─── Testo proposto
Percorsi di ascolto – 10 – La luce dell’infinito
Nell’immaginario collettivo, specie fra i non addetti ai lavori, si è soliti esprimere diffidenza e perplessità verso la cosiddetta «musica contemporanea», in quanto associata a qualcosa di difficile comprensione, di non immediato ascolto, che non suscita particolari emozioni. Insomma, molta di questa musica richiede all’ascoltatore un grande impegno intellettuale, mentre si gradirebbe forse che il brano costituisse un momento di disimpegno, di rilassamento e non di ulteriore fatica dopo una giornata di intenso lavoro.
È indubbio che nel corso del XX secolo e inevitabilmente anche nel XXI la musica cosiddetta «classica» abbia conosciuto una tale varietà di espressioni compositive che, semplificando al massimo, va da un linguaggio neoromantico alle più radicali sperimentazioni avanguardistiche; si pensi all’avvento della musica elettronica e ai nuovi modi di produzione del suono e quindi di notazioni non convenzionali che si sono rese necessarie per indicare questi nuovi orizzonti sonori (un compositore su tutti, Karlheinz Stockhausen); si pensi alla musica «aleatoria», in cui il compositore lascia un margine più o meno ampio all’esecutore di intervenire con scelte proprie; in questo modo, il brano sarà sempre diverso ad ogni esecuzione, pur nella sua chiara impronta stilistica concepita dall’autore.
![György Ligeti (1984)](https://upload.wikimedia.org/wikipedia/commons/thumb/4/4e/Gy%C3%B6rgy_Ligeti_%281984%29.jpg/256px-Gy%C3%B6rgy_Ligeti_%281984%29.jpg)
Patria di queste avanguardie è stata la scuola di Darmstadt, in cui hanno operato compositori come il sopracitato Stockhausen e, altro nume tutelare, Pierre Boulez. Se vi ho suscitato un minimo di curiosità andate ad ascoltare qualche composizione di questi due autori (vi potrei suggerire i Klavierstücke, Zyklus, per un percussionista e il ciclo «Licht» di Stockhausen; Le marteau sans maître e… Explosant fixe per ensemble da camera e nastro magnetico del compositore francese).
György Ligeti, ungherese, è stato un testimone attivo dell’evoluzione stilistica della musica contemporanea: egli, infatti, partendo da influenze Bartokiane e Stravinskiane (si ascolti, ad esempio, Musica recercata per pianoforte, autentico capolavoro), ha sperimentato anche la musica elettronica (ad esempio: Artikulation)
La odierna proposta di ascolto è senza ombra di dubbio uno dei capolavori assoluti della musica corale a cappella: Lux aeterna, per coro a 16 voci, composta 55 anni orsono, nel 1966.
Il testo usato è liturgico, tratto dalla «missa pro defunctis», ed è il seguente: «Lux aeterna luceat eis, Domine, cum sanctis tui in aeternum quia pius es. Requiem aeternam dona eis, Domine, et lux perpetua luceat eis».
──────
─── Dati archiviati
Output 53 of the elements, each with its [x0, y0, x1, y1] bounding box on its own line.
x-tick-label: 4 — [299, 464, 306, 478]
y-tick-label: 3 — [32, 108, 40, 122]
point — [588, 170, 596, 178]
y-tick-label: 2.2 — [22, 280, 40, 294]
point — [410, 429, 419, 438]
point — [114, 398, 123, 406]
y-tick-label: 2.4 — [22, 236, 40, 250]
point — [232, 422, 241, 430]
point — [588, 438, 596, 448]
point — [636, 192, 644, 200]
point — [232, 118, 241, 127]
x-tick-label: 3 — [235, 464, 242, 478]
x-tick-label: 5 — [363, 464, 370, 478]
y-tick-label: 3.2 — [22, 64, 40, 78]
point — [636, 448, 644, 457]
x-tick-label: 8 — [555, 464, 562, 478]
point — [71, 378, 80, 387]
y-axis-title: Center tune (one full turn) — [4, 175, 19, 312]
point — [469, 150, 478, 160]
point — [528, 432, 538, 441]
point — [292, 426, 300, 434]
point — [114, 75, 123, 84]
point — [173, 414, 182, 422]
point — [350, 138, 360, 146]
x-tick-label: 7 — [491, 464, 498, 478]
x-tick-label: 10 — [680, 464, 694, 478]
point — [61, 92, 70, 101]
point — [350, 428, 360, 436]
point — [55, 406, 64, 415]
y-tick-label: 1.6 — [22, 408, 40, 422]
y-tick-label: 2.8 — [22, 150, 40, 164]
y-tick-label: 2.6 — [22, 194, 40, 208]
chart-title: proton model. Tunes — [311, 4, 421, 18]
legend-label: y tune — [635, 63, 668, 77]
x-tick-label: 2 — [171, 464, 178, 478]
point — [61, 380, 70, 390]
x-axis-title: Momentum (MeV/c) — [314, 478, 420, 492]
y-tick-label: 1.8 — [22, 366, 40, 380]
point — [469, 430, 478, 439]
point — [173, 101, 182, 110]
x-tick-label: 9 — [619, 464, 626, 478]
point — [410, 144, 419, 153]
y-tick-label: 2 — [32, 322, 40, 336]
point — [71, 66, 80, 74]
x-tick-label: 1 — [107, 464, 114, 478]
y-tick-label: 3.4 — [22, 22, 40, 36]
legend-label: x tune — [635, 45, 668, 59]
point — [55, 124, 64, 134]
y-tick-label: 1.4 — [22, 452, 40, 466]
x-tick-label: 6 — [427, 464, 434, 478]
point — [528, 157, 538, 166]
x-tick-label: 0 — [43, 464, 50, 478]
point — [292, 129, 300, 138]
──────
### [Attività]
**A)** Rispondi alle seguenti domande sul testo dedicato alla musica contemporanea.
(i) Quale scuola viene indicata come patria delle avanguardie?
(ii) Per quante voci è scritta Lux aeterna?
(iii) Da quale testo liturgico sono tratte le parole di Lux aeterna?
**B)** Prosegui il testo dedicato alla musica contemporanea, ripartendo dal punto in cui si interrompe.

### [Soluzioni delle attività]
**A)**
(i) La scuola di Darmstadt.
(ii) Per coro a 16 voci.
(iii) Dalla «missa pro defunctis».

**B)**
Ebbene, in questa composizione Ligeti adotta una notazione assolutamente tradizionale: è scritta su pentagramma, impiega i segni di durata, di dinamica e di ritmo consolidati dalla tradizione.
Tuttavia ci apparirà all’ascolto come una musica contemporanea, nuova.
«La luce dell’infinito» ho voluto definire questo splendido brano.
«È una musica che suscita l’impressione di un fluire senza inizio e senza fine. Vi si ascolta una frazione di qualcosa che è iniziato da sempre e che continuerà a vibrare all’infinito. Tipico di componimenti siffatti è il non avere cesure che l’idea di flusso non consentirebbe».
Cosa meglio delle parole dello stesso compositore ungherese ci aiutano a calarci nell’ascolto di Lux aeterna.
Senza entrare nel merito di considerazioni analitiche che sarebbero inevitabilmente troppo tecniche, vi invito ad un approccio aurale da tre prospettive.
Provate innanzitutto ad ascoltare questo brano lasciandovi trasportare esclusivamente dalle suggestioni uditivo-emozionali (caspita, se ce ne sono!), magari seduti in poltrona lasciandovi avvolgere dalla musica, ad occhi chiusi.
Sono sicuro che verrete trasportati in una dimensione ultraterrena, dentro un qualcosa che è già iniziato, che vi coinvolge pienamente e vi ammalia. Sicuramente non vi lascerà indifferenti.
Non percepirete il testo; non distinguerete le parole, ma solo frequenti e ravvicinatissime articolazioni sillabiche fra le voci, in un flusso continuo di suono; perché è così che Ligeti intende la parola: un’entità sonora unica e libera, un «luogo del suono».
Sarete immersi nella luce eterna partendo da un unico suono che comincerà a vibrare lungamente, a cui se ne aggiungeranno via via degli altri ad esso molto vicini (il semitono); il flusso sonoro si dipanerà nel corso dei 9 minuti di durata allargandone la sfera luminosa ora verso l’alto, ora verso la regione grave delle voci, ora ricoprendo l’intero spettro sonoro che le voci umane possono realizzare. L’infinito sonoriale in cui si è immersi sembra non avere fine, anzi, viene continuamente alimentato dal continuo gioco di entrate ed uscite delle varie voci nel continuum sonoro creato da Ligeti.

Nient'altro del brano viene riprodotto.